◆ What you should do: Each line below should be reproduced without any alteration.

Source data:
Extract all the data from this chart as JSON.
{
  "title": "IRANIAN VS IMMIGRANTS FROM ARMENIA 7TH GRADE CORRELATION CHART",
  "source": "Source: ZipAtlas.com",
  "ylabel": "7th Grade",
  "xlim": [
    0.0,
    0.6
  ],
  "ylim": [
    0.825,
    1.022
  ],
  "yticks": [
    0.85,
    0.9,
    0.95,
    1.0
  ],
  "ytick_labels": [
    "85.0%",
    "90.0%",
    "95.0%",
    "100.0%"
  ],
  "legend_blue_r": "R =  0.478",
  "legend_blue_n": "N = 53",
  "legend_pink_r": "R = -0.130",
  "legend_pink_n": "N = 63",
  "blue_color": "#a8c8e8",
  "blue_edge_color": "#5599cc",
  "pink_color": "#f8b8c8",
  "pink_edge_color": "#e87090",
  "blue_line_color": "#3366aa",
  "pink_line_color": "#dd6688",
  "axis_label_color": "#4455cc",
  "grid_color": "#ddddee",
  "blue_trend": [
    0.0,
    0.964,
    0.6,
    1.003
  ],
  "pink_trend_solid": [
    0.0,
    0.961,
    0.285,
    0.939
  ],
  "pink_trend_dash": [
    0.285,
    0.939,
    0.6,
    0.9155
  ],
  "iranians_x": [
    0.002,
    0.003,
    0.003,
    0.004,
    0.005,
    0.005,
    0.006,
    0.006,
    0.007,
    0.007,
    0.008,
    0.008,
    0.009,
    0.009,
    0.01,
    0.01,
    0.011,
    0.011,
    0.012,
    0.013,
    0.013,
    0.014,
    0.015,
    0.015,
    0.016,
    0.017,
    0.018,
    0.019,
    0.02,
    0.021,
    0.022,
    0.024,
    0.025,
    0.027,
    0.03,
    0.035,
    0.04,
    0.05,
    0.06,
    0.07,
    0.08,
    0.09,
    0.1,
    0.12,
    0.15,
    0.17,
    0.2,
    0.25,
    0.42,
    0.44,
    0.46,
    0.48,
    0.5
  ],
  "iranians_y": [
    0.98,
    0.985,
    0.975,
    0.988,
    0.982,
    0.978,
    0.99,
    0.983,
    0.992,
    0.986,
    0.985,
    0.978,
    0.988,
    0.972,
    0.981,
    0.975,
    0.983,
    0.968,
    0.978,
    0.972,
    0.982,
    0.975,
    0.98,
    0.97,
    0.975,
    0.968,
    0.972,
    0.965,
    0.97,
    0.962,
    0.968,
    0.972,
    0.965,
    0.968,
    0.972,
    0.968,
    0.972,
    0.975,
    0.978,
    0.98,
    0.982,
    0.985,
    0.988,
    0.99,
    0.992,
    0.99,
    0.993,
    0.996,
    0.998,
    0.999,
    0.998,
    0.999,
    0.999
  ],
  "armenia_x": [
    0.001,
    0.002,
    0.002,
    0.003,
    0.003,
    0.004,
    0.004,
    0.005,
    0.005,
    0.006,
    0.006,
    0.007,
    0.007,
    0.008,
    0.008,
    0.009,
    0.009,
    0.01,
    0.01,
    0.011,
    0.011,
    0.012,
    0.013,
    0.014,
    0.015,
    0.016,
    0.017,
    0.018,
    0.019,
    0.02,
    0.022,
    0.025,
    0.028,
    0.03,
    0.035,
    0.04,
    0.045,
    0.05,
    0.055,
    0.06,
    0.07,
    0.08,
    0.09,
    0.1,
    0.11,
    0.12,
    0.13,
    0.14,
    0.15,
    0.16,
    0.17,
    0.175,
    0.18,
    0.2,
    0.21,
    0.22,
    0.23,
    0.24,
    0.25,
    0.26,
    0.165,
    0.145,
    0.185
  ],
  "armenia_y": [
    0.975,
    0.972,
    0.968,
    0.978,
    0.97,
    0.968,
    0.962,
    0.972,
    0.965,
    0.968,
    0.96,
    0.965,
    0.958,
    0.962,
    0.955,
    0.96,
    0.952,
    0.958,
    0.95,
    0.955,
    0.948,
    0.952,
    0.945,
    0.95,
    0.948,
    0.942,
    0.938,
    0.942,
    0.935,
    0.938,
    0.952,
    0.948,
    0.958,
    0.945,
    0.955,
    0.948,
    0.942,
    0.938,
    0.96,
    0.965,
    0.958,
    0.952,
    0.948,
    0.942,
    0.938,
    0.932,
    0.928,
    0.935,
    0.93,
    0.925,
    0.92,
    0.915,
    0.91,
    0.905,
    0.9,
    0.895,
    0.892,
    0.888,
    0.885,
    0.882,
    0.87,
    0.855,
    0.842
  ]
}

◆ Task result:
Extract all the data from this chart as JSON.
{
  "title": "IRANIAN VS IMMIGRANTS FROM ARMENIA 7TH GRADE CORRELATION CHART",
  "source": "Source: ZipAtlas.com",
  "ylabel": "7th Grade",
  "xlim": [
    0.0,
    0.6
  ],
  "ylim": [
    0.825,
    1.022
  ],
  "yticks": [
    0.85,
    0.9,
    0.95,
    1.0
  ],
  "ytick_labels": [
    "85.0%",
    "90.0%",
    "95.0%",
    "100.0%"
  ],
  "legend_blue_r": "R =  0.478",
  "legend_blue_n": "N = 53",
  "legend_pink_r": "R = -0.130",
  "legend_pink_n": "N = 63",
  "blue_color": "#a8c8e8",
  "blue_edge_color": "#5599cc",
  "pink_color": "#f8b8c8",
  "pink_edge_color": "#e87090",
  "blue_line_color": "#3366aa",
  "pink_line_color": "#dd6688",
  "axis_label_color": "#4455cc",
  "grid_color": "#ddddee",
  "blue_trend": [
    0.0,
    0.964,
    0.6,
    1.003
  ],
  "pink_trend_solid": [
    0.0,
    0.961,
    0.285,
    0.939
  ],
  "pink_trend_dash": [
    0.285,
    0.939,
    0.6,
    0.9155
  ],
  "iranians_x": [
    0.002,
    0.003,
    0.003,
    0.004,
    0.005,
    0.005,
    0.006,
    0.006,
    0.007,
    0.007,
    0.008,
    0.008,
    0.009,
    0.009,
    0.01,
    0.01,
    0.011,
    0.011,
    0.012,
    0.013,
    0.013,
    0.014,
    0.015,
    0.015,
    0.016,
    0.017,
    0.018,
    0.019,
    0.02,
    0.021,
    0.022,
    0.024,
    0.025,
    0.027,
    0.03,
    0.035,
    0.04,
    0.05,
    0.06,
    0.07,
    0.08,
    0.09,
    0.1,
    0.12,
    0.15,
    0.17,
    0.2,
    0.25,
    0.42,
    0.44,
    0.46,
    0.48,
    0.5
  ],
  "iranians_y": [
    0.98,
    0.985,
    0.975,
    0.988,
    0.982,
    0.978,
    0.99,
    0.983,
    0.992,
    0.986,
    0.985,
    0.978,
    0.988,
    0.972,
    0.981,
    0.975,
    0.983,
    0.968,
    0.978,
    0.972,
    0.982,
    0.975,
    0.98,
    0.97,
    0.975,
    0.968,
    0.972,
    0.965,
    0.97,
    0.962,
    0.968,
    0.972,
    0.965,
    0.968,
    0.972,
    0.968,
    0.972,
    0.975,
    0.978,
    0.98,
    0.982,
    0.985,
    0.988,
    0.99,
    0.992,
    0.99,
    0.993,
    0.996,
    0.998,
    0.999,
    0.998,
    0.999,
    0.999
  ],
  "armenia_x": [
    0.001,
    0.002,
    0.002,
    0.003,
    0.003,
    0.004,
    0.004,
    0.005,
    0.005,
    0.006,
    0.006,
    0.007,
    0.007,
    0.008,
    0.008,
    0.009,
    0.009,
    0.01,
    0.01,
    0.011,
    0.011,
    0.012,
    0.013,
    0.014,
    0.015,
    0.016,
    0.017,
    0.018,
    0.019,
    0.02,
    0.022,
    0.025,
    0.028,
    0.03,
    0.035,
    0.04,
    0.045,
    0.05,
    0.055,
    0.06,
    0.07,
    0.08,
    0.09,
    0.1,
    0.11,
    0.12,
    0.13,
    0.14,
    0.15,
    0.16,
    0.17,
    0.175,
    0.18,
    0.2,
    0.21,
    0.22,
    0.23,
    0.24,
    0.25,
    0.26,
    0.165,
    0.145,
    0.185
  ],
  "armenia_y": [
    0.975,
    0.972,
    0.968,
    0.978,
    0.97,
    0.968,
    0.962,
    0.972,
    0.965,
    0.968,
    0.96,
    0.965,
    0.958,
    0.962,
    0.955,
    0.96,
    0.952,
    0.958,
    0.95,
    0.955,
    0.948,
    0.952,
    0.945,
    0.95,
    0.948,
    0.942,
    0.938,
    0.942,
    0.935,
    0.938,
    0.952,
    0.948,
    0.958,
    0.945,
    0.955,
    0.948,
    0.942,
    0.938,
    0.96,
    0.965,
    0.958,
    0.952,
    0.948,
    0.942,
    0.938,
    0.932,
    0.928,
    0.935,
    0.93,
    0.925,
    0.92,
    0.915,
    0.91,
    0.905,
    0.9,
    0.895,
    0.892,
    0.888,
    0.885,
    0.882,
    0.87,
    0.855,
    0.842
  ]
}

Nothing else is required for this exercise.